Copy nothing but the text: repeat each entry exactly and drop the images.
[Start Given information]
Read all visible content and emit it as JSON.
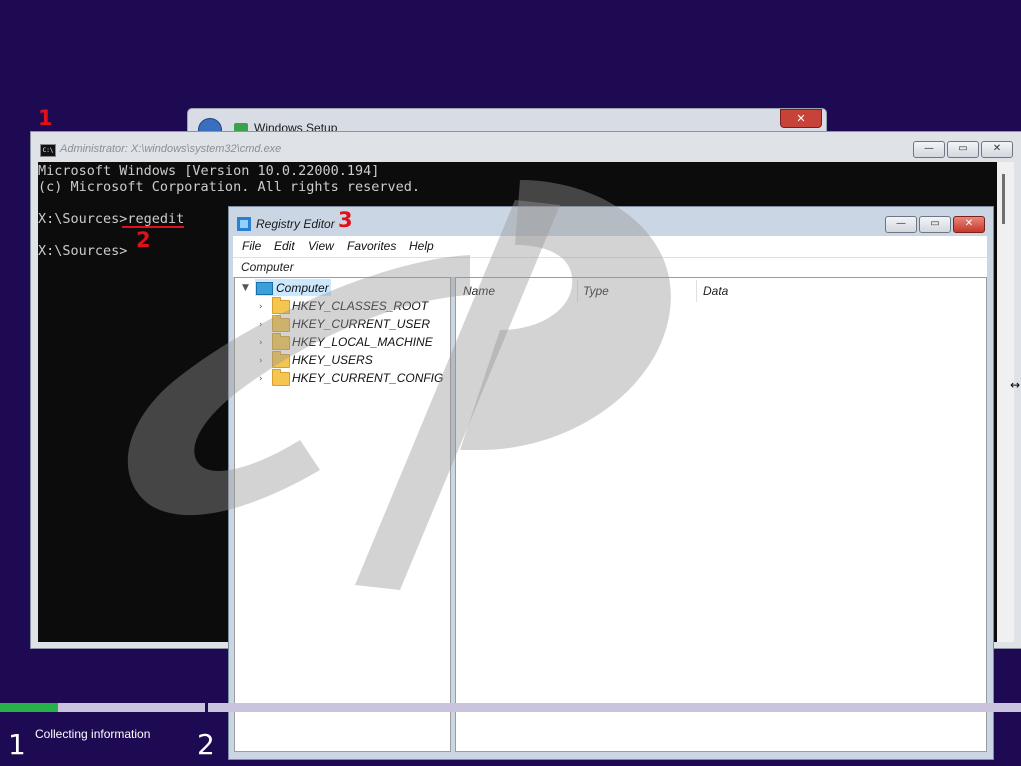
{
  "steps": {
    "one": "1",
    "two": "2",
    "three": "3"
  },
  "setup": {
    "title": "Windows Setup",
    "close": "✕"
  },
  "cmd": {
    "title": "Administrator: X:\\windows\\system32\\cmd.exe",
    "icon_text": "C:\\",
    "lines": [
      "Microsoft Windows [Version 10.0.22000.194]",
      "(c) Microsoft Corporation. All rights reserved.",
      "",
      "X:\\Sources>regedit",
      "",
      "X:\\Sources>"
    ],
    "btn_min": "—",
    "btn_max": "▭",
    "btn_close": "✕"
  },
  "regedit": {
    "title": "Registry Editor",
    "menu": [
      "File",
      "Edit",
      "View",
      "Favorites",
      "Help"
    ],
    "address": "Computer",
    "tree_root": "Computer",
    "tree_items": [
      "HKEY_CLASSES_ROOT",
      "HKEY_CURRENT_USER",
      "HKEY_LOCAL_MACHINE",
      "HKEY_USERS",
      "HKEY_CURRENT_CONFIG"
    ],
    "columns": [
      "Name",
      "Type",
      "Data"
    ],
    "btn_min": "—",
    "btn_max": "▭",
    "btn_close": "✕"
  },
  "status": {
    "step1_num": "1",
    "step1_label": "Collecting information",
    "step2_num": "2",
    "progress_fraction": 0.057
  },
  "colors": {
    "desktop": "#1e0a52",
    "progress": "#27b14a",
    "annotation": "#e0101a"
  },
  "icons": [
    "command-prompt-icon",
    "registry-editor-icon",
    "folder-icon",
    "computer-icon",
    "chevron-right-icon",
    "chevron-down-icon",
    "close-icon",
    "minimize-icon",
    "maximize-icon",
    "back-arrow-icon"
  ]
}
[End Given information]
» **Output for this task**
Read all visible content and emit it as JSON.
{
  "steps": {
    "one": "1",
    "two": "2",
    "three": "3"
  },
  "setup": {
    "title": "Windows Setup",
    "close": "✕"
  },
  "cmd": {
    "title": "Administrator: X:\\windows\\system32\\cmd.exe",
    "icon_text": "C:\\",
    "lines": [
      "Microsoft Windows [Version 10.0.22000.194]",
      "(c) Microsoft Corporation. All rights reserved.",
      "",
      "X:\\Sources>regedit",
      "",
      "X:\\Sources>"
    ],
    "btn_min": "—",
    "btn_max": "▭",
    "btn_close": "✕"
  },
  "regedit": {
    "title": "Registry Editor",
    "menu": [
      "File",
      "Edit",
      "View",
      "Favorites",
      "Help"
    ],
    "address": "Computer",
    "tree_root": "Computer",
    "tree_items": [
      "HKEY_CLASSES_ROOT",
      "HKEY_CURRENT_USER",
      "HKEY_LOCAL_MACHINE",
      "HKEY_USERS",
      "HKEY_CURRENT_CONFIG"
    ],
    "columns": [
      "Name",
      "Type",
      "Data"
    ],
    "btn_min": "—",
    "btn_max": "▭",
    "btn_close": "✕"
  },
  "status": {
    "step1_num": "1",
    "step1_label": "Collecting information",
    "step2_num": "2",
    "progress_fraction": 0.057
  },
  "colors": {
    "desktop": "#1e0a52",
    "progress": "#27b14a",
    "annotation": "#e0101a"
  },
  "icons": [
    "command-prompt-icon",
    "registry-editor-icon",
    "folder-icon",
    "computer-icon",
    "chevron-right-icon",
    "chevron-down-icon",
    "close-icon",
    "minimize-icon",
    "maximize-icon",
    "back-arrow-icon"
  ]
}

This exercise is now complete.